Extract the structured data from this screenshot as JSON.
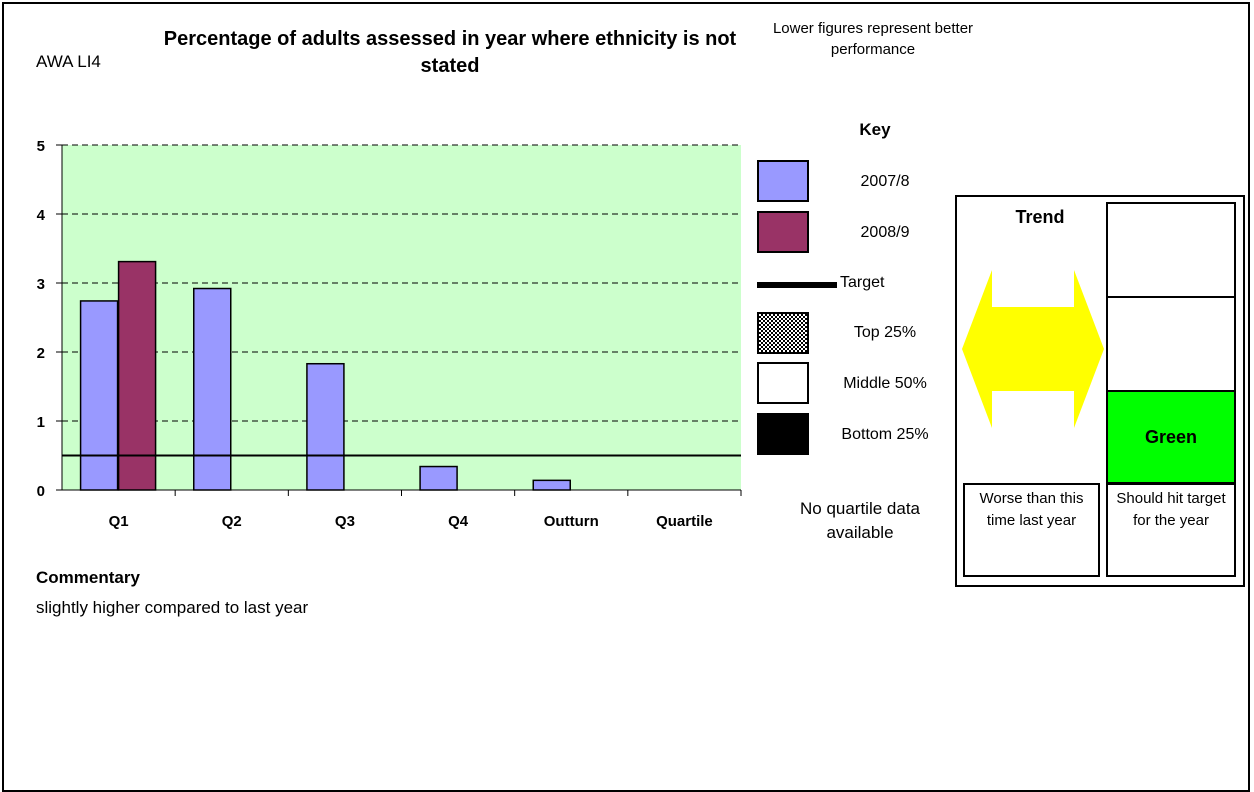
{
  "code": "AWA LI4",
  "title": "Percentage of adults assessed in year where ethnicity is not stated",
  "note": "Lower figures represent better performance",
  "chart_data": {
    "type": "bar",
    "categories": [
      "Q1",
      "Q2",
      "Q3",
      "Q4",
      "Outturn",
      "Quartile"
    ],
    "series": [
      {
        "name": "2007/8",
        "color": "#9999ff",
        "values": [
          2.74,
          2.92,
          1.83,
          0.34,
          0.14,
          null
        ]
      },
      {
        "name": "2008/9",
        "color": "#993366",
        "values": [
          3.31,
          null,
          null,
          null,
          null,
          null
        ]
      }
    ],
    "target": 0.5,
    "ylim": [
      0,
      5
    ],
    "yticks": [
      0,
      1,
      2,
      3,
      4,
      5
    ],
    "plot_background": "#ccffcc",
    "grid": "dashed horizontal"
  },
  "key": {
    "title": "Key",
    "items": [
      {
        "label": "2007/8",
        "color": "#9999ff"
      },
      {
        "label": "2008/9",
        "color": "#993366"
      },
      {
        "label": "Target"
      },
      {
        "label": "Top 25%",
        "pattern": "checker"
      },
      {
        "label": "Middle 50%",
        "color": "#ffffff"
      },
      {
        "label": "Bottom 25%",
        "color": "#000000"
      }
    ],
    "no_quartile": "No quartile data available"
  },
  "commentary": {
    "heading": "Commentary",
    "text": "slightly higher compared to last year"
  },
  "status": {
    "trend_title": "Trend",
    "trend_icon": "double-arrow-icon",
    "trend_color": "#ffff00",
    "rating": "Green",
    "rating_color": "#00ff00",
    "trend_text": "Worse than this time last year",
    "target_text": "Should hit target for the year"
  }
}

--*--

▸ **WRITTEN REQUEST**:
Transcribe all the data word for word; the images stay out.

▸ **RESPONSE TO THE EXERCISE**:
Extract the structured data from this screenshot as JSON.
{
  "code": "AWA LI4",
  "title": "Percentage of adults assessed in year where ethnicity is not stated",
  "note": "Lower figures represent better performance",
  "chart_data": {
    "type": "bar",
    "categories": [
      "Q1",
      "Q2",
      "Q3",
      "Q4",
      "Outturn",
      "Quartile"
    ],
    "series": [
      {
        "name": "2007/8",
        "color": "#9999ff",
        "values": [
          2.74,
          2.92,
          1.83,
          0.34,
          0.14,
          null
        ]
      },
      {
        "name": "2008/9",
        "color": "#993366",
        "values": [
          3.31,
          null,
          null,
          null,
          null,
          null
        ]
      }
    ],
    "target": 0.5,
    "ylim": [
      0,
      5
    ],
    "yticks": [
      0,
      1,
      2,
      3,
      4,
      5
    ],
    "plot_background": "#ccffcc",
    "grid": "dashed horizontal"
  },
  "key": {
    "title": "Key",
    "items": [
      {
        "label": "2007/8",
        "color": "#9999ff"
      },
      {
        "label": "2008/9",
        "color": "#993366"
      },
      {
        "label": "Target"
      },
      {
        "label": "Top 25%",
        "pattern": "checker"
      },
      {
        "label": "Middle 50%",
        "color": "#ffffff"
      },
      {
        "label": "Bottom 25%",
        "color": "#000000"
      }
    ],
    "no_quartile": "No quartile data available"
  },
  "commentary": {
    "heading": "Commentary",
    "text": "slightly higher compared to last year"
  },
  "status": {
    "trend_title": "Trend",
    "trend_icon": "double-arrow-icon",
    "trend_color": "#ffff00",
    "rating": "Green",
    "rating_color": "#00ff00",
    "trend_text": "Worse than this time last year",
    "target_text": "Should hit target for the year"
  }
}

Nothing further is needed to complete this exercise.